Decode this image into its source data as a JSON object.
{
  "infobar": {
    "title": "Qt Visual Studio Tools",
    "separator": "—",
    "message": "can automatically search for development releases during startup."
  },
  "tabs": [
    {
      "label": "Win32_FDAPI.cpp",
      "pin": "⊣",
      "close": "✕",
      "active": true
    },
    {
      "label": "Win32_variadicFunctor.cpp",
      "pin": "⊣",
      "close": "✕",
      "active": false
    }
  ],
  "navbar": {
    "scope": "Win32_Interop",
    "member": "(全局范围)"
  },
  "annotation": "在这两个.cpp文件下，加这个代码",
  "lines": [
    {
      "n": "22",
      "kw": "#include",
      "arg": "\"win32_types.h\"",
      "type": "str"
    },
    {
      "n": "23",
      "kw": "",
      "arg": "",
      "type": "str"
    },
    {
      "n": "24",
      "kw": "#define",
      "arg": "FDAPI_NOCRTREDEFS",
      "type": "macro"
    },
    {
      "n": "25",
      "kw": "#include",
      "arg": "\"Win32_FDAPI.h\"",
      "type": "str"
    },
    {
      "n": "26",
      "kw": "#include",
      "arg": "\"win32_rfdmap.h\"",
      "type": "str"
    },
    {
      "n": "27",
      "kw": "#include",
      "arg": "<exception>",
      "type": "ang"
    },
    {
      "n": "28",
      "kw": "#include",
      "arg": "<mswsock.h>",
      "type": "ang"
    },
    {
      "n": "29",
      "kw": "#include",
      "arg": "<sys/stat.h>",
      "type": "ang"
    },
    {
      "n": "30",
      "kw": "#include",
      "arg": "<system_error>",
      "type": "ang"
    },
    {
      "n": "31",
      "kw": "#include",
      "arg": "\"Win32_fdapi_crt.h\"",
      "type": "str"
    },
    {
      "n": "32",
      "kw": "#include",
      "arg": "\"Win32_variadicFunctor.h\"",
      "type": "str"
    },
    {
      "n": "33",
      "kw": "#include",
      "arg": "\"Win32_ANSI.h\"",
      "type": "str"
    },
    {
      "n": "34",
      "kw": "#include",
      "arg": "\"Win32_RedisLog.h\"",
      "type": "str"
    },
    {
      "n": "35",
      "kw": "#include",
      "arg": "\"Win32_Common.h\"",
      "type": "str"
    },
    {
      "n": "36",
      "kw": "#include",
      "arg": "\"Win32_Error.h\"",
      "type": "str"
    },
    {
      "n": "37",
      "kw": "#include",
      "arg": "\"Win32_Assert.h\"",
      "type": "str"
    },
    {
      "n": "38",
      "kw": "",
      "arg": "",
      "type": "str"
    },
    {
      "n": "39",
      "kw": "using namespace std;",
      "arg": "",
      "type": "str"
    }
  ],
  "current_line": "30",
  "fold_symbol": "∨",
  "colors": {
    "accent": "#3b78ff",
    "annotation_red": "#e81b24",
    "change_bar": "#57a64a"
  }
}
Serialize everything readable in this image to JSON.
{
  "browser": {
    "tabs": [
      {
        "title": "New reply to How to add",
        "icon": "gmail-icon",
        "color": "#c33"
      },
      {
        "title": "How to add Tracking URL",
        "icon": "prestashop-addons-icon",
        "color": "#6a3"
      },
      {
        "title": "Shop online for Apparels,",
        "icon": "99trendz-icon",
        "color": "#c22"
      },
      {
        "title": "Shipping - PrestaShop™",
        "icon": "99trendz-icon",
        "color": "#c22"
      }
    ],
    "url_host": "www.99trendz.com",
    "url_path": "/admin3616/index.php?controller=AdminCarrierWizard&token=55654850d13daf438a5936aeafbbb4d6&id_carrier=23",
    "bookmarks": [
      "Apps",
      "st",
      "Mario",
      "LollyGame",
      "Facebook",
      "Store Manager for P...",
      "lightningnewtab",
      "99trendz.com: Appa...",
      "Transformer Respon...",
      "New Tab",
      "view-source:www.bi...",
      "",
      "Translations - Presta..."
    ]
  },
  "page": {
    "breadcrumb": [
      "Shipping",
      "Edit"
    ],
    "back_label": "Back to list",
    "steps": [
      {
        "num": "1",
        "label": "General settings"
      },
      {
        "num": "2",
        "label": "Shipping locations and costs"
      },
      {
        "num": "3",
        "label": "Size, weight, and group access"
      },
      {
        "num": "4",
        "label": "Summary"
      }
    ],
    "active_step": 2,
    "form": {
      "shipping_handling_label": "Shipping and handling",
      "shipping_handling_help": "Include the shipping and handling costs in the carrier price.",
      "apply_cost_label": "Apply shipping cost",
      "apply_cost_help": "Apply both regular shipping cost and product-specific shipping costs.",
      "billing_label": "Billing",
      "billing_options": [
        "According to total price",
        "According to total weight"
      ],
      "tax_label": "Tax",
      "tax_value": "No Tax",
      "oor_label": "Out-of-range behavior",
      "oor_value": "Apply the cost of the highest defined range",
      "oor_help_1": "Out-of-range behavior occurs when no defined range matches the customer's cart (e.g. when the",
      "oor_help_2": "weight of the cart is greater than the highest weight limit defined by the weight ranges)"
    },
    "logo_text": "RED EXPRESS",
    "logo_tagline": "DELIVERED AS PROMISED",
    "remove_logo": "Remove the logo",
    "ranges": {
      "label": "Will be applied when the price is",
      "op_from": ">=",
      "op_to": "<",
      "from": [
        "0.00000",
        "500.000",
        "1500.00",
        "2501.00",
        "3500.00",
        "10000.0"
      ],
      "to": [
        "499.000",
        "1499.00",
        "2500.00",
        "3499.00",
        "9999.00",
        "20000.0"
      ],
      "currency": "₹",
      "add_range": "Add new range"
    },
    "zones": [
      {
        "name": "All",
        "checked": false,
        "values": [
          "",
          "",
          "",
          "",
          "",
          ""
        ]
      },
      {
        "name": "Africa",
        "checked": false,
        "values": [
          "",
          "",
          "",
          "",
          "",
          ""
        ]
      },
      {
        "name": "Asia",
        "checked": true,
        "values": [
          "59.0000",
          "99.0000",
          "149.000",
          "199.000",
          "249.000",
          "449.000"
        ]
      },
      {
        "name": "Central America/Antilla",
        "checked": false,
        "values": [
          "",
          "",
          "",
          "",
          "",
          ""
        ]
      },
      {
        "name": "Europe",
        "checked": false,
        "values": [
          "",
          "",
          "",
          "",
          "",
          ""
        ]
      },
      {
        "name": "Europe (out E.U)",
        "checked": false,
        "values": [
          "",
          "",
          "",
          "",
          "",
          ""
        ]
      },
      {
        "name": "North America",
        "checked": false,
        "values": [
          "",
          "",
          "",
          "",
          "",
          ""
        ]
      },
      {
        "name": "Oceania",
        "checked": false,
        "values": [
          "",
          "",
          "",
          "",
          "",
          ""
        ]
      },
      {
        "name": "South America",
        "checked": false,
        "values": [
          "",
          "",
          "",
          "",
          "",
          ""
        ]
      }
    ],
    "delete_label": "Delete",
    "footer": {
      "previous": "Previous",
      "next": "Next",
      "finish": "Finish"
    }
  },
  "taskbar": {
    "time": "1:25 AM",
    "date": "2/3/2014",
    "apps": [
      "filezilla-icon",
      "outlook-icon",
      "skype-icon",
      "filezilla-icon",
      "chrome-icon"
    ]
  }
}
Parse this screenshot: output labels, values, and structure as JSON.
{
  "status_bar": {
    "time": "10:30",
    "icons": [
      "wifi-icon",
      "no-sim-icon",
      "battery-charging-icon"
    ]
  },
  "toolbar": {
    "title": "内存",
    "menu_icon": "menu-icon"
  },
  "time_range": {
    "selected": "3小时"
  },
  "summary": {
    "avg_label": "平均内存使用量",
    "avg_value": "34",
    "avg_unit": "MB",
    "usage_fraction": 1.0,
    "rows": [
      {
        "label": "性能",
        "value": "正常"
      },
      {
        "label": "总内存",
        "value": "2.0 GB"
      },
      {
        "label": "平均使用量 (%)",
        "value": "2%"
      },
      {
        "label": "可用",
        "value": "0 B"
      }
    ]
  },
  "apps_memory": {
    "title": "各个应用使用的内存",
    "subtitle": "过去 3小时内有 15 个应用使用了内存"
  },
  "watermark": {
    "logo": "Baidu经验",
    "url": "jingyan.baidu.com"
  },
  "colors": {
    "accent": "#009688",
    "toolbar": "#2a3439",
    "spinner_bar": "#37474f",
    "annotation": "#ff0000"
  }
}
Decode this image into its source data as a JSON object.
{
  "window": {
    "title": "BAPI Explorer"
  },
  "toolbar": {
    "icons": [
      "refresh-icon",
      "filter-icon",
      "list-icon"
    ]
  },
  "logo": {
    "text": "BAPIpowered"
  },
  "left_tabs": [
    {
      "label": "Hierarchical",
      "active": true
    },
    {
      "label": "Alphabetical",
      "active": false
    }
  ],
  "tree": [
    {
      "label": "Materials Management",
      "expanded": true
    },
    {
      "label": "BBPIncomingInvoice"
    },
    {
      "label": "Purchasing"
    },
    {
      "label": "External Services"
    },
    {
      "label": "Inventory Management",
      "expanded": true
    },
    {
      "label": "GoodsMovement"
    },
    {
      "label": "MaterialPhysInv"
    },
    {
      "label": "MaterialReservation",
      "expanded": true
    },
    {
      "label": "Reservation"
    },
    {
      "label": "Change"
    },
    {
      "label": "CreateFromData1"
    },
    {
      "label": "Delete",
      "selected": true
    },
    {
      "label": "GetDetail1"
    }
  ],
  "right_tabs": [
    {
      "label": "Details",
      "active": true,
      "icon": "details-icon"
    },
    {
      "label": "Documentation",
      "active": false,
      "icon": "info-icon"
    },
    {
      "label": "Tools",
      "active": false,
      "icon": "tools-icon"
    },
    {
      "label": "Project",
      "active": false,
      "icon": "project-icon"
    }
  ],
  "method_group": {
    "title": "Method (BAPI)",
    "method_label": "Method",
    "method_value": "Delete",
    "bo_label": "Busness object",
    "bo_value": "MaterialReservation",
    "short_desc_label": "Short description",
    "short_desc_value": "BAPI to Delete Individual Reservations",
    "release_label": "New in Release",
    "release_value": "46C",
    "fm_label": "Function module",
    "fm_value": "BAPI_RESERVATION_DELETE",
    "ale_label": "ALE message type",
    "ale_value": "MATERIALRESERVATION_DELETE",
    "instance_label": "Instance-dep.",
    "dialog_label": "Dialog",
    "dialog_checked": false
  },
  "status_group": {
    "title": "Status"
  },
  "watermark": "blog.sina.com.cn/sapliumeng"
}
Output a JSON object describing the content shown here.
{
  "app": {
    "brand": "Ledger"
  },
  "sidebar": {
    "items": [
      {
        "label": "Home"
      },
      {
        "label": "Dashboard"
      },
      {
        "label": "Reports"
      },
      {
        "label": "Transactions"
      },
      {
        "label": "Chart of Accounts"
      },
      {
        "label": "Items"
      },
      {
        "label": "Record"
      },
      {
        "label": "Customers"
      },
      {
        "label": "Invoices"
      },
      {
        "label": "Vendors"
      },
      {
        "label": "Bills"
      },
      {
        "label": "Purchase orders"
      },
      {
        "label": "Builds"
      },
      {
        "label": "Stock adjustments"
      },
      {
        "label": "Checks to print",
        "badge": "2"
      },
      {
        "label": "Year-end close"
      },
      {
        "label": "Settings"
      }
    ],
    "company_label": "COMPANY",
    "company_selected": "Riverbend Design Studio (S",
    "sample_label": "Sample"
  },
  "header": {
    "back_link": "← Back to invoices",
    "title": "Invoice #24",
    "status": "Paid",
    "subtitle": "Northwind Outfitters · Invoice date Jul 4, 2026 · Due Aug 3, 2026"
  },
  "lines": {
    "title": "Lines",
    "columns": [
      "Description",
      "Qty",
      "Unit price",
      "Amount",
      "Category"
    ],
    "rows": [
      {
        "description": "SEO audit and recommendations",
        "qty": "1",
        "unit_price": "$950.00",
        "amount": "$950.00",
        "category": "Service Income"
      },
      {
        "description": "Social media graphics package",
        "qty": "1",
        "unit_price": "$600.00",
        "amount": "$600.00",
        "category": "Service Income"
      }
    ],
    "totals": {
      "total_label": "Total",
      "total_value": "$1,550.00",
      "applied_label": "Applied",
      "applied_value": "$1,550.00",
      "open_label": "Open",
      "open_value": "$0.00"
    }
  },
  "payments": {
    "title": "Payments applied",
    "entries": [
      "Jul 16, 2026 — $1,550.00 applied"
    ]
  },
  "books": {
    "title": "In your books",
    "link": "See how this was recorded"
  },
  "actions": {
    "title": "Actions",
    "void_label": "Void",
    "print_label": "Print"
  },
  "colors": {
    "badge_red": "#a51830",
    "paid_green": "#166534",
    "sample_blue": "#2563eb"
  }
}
________________________________________
* Task statement *
Copy every line in the listing above where the string "Back" turns up.

* Answer to the task *
    "back_label": "Back to list",
    "back_link": "← Back to invoices",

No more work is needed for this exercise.